TASK INSTRUCTIONS: Wherever a line in the data below holds "this", copy that line.

## start

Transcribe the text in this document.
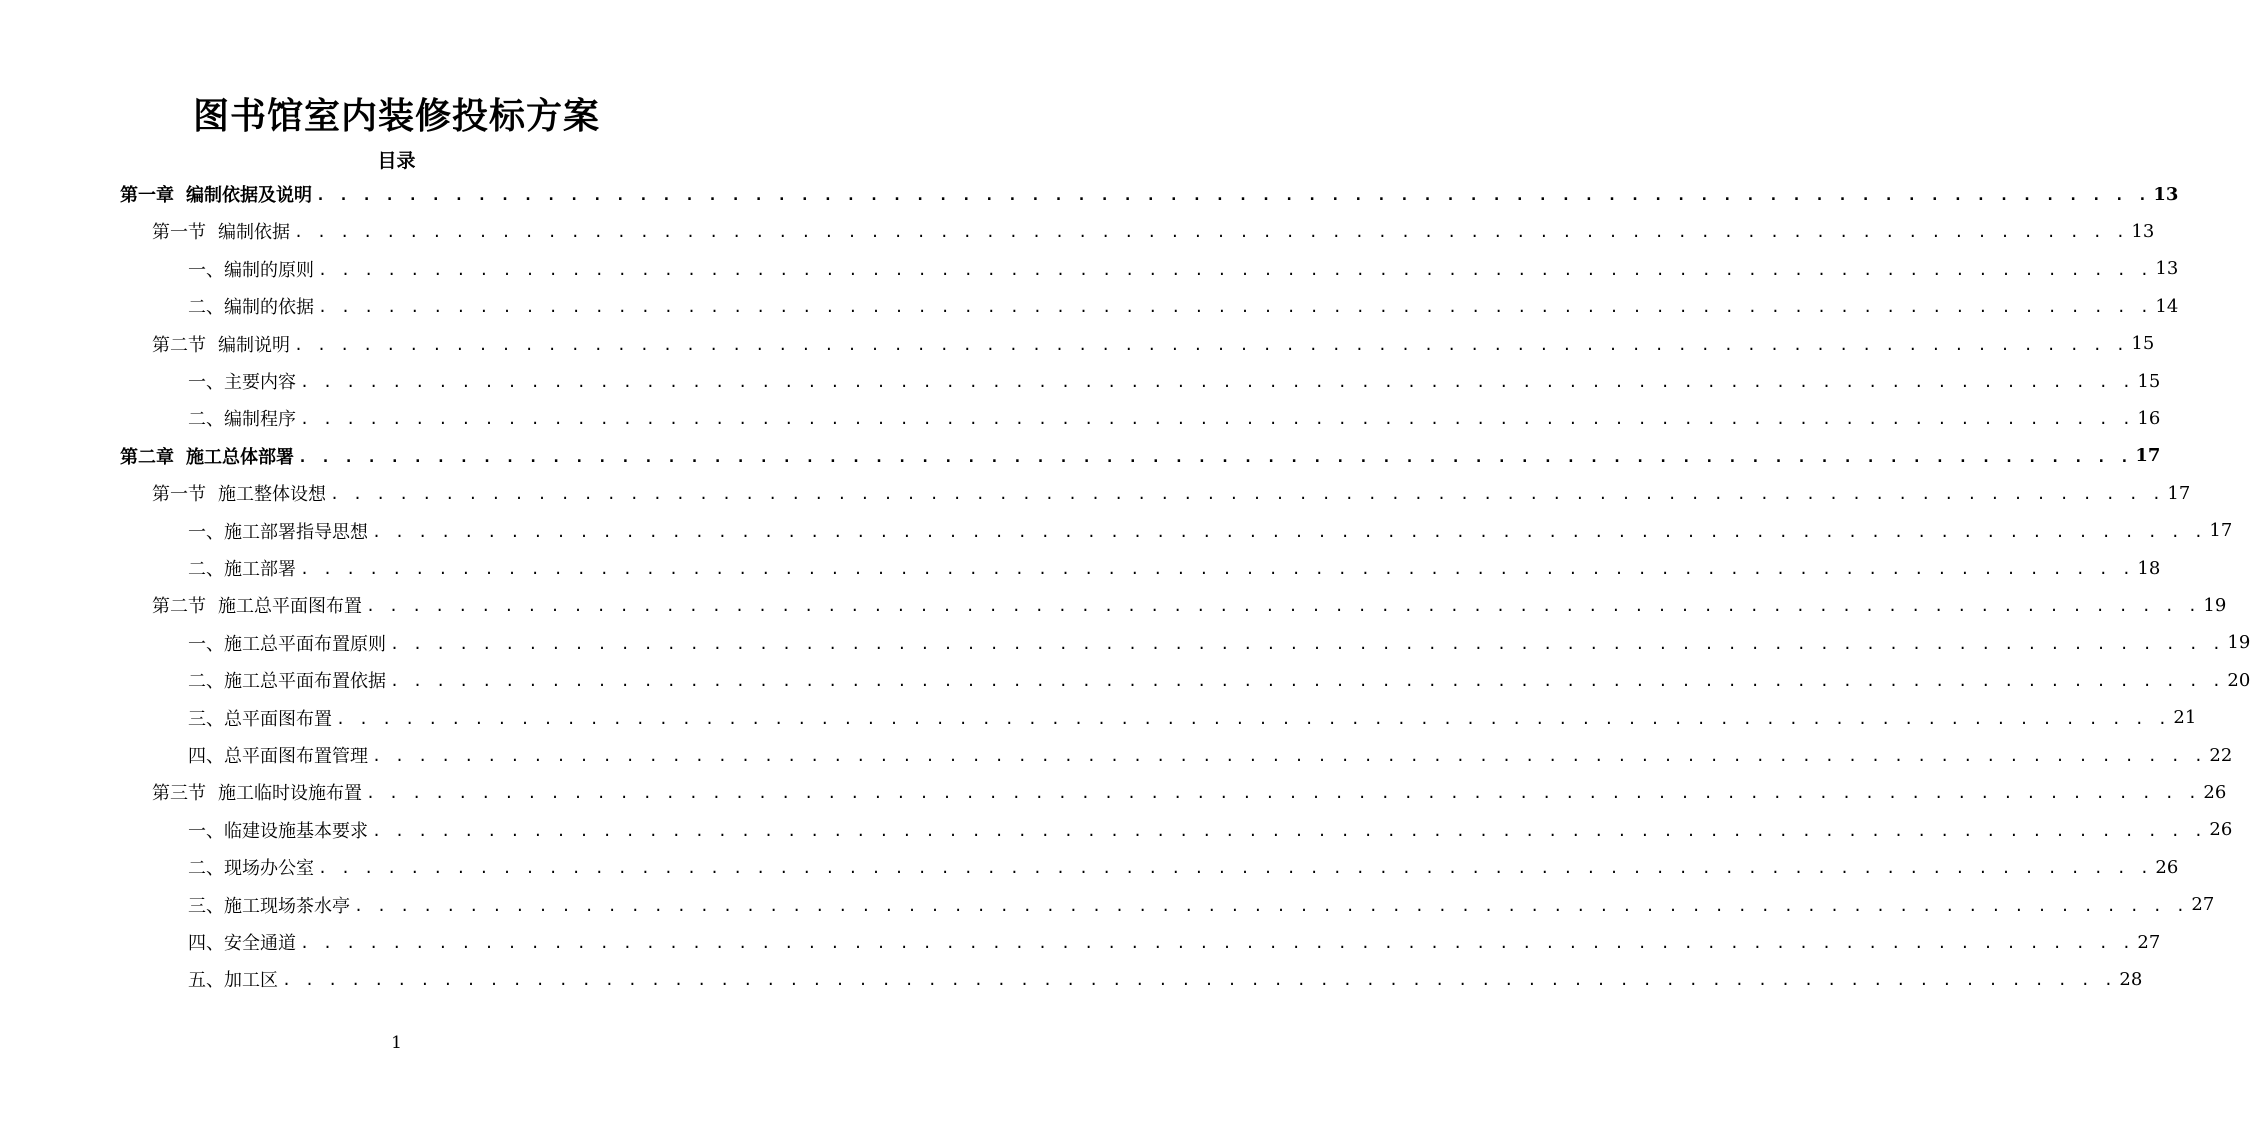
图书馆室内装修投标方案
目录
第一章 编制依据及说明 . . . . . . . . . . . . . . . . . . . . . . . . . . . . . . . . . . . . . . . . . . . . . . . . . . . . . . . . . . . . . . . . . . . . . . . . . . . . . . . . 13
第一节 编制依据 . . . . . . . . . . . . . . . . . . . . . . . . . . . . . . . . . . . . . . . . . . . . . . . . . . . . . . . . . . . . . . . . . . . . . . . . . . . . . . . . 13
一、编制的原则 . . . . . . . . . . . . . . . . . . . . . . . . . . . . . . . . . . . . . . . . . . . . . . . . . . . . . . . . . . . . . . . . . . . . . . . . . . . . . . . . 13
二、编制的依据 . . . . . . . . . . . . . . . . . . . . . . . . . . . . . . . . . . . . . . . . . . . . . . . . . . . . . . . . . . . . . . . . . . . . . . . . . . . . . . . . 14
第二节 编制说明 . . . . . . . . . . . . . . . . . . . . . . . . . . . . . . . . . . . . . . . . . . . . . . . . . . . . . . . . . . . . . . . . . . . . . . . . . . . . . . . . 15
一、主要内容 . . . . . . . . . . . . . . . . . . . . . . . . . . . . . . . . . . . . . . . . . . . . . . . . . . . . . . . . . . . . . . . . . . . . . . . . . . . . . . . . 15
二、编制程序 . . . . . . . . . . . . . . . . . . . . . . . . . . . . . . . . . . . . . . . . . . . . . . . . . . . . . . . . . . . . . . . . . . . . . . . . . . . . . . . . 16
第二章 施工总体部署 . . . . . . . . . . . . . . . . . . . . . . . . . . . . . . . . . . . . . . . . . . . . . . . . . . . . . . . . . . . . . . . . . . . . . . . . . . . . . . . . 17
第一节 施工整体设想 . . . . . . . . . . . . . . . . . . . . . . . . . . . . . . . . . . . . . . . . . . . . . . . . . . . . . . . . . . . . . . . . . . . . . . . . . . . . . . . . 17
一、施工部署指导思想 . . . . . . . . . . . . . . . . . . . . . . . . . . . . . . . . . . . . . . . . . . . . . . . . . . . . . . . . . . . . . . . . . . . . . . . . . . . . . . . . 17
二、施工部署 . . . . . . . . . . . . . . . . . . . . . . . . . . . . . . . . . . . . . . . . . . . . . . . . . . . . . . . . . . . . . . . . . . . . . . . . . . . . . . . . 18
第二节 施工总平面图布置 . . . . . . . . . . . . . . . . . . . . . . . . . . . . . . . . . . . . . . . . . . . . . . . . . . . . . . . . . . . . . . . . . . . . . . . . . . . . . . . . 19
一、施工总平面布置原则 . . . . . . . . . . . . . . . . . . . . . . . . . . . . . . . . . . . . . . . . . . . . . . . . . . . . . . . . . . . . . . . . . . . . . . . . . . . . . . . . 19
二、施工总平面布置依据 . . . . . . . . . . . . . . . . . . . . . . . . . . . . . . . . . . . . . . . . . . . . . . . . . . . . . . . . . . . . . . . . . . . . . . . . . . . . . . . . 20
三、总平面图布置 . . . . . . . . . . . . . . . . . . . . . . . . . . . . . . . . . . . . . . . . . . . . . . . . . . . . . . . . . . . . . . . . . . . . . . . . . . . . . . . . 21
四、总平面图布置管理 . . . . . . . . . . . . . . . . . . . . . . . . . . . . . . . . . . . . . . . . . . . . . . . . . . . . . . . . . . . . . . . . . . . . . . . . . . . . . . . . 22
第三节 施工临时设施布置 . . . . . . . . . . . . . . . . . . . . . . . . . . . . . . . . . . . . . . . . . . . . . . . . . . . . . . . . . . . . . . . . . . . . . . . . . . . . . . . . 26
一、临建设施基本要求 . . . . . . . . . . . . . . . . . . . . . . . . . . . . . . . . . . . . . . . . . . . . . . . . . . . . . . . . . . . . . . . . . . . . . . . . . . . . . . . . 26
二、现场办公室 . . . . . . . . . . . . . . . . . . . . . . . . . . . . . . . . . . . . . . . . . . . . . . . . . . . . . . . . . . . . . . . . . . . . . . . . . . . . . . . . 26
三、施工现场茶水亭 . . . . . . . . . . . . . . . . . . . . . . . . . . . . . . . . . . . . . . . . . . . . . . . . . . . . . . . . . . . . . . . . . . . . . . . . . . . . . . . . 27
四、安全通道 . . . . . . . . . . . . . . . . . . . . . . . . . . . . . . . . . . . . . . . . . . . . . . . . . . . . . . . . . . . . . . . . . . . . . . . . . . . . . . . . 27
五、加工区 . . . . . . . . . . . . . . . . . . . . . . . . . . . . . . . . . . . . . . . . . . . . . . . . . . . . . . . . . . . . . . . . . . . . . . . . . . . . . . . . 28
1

## end
## start

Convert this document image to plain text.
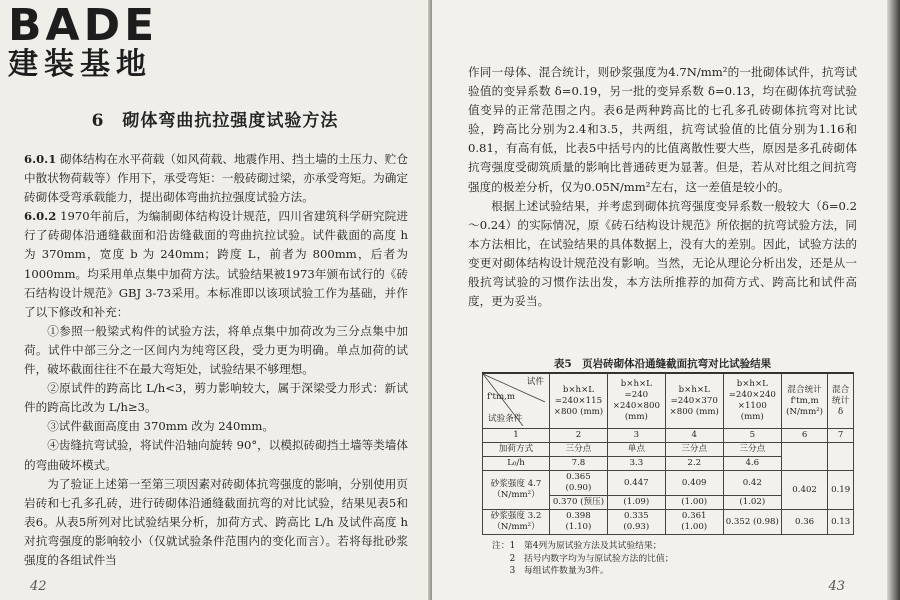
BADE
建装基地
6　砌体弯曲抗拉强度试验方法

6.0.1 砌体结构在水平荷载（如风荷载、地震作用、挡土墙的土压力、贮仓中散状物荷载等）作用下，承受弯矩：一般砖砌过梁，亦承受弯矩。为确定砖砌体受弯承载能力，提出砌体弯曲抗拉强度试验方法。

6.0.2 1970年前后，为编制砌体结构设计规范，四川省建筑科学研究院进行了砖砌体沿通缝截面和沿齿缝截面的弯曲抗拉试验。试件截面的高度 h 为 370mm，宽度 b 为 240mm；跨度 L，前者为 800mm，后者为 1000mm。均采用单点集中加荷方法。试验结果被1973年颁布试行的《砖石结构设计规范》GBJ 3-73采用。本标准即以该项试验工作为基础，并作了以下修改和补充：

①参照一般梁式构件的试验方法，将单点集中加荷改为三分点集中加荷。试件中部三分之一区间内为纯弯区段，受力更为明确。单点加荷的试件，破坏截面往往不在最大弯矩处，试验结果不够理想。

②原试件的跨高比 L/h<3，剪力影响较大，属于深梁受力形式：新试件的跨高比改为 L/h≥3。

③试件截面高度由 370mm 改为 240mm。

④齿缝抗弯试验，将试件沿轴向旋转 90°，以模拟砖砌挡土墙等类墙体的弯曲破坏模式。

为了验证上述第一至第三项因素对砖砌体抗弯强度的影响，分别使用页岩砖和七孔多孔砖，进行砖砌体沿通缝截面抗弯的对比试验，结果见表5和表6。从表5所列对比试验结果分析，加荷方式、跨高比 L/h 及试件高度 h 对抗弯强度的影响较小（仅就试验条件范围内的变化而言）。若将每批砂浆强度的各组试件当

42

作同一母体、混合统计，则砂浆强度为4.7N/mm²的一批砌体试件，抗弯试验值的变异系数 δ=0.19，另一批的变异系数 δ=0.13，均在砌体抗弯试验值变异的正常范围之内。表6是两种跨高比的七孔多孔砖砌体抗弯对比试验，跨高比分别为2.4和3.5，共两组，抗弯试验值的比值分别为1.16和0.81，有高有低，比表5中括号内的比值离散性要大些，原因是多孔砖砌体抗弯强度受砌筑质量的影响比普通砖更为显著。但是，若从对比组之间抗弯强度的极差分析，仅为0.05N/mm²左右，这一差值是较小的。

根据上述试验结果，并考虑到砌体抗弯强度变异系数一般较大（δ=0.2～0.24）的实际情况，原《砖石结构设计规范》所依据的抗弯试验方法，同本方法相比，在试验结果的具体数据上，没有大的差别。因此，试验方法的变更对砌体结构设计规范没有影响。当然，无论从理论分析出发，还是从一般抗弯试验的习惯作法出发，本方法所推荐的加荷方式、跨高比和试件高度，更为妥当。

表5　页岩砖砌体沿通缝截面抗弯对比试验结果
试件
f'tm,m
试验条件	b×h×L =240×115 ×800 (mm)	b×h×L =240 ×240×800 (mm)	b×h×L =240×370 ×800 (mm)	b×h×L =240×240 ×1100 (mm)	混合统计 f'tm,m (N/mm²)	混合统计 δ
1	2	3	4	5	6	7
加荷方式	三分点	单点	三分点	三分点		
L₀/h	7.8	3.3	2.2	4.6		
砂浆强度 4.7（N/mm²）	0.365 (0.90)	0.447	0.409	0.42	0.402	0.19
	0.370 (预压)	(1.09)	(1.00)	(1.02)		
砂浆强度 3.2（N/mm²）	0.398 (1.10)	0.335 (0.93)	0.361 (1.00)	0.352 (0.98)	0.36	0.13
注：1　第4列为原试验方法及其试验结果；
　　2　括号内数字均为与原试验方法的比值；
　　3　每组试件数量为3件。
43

## end

TASK ANSWER:
Transcribe the text in this document.
Convert this document image to plain text.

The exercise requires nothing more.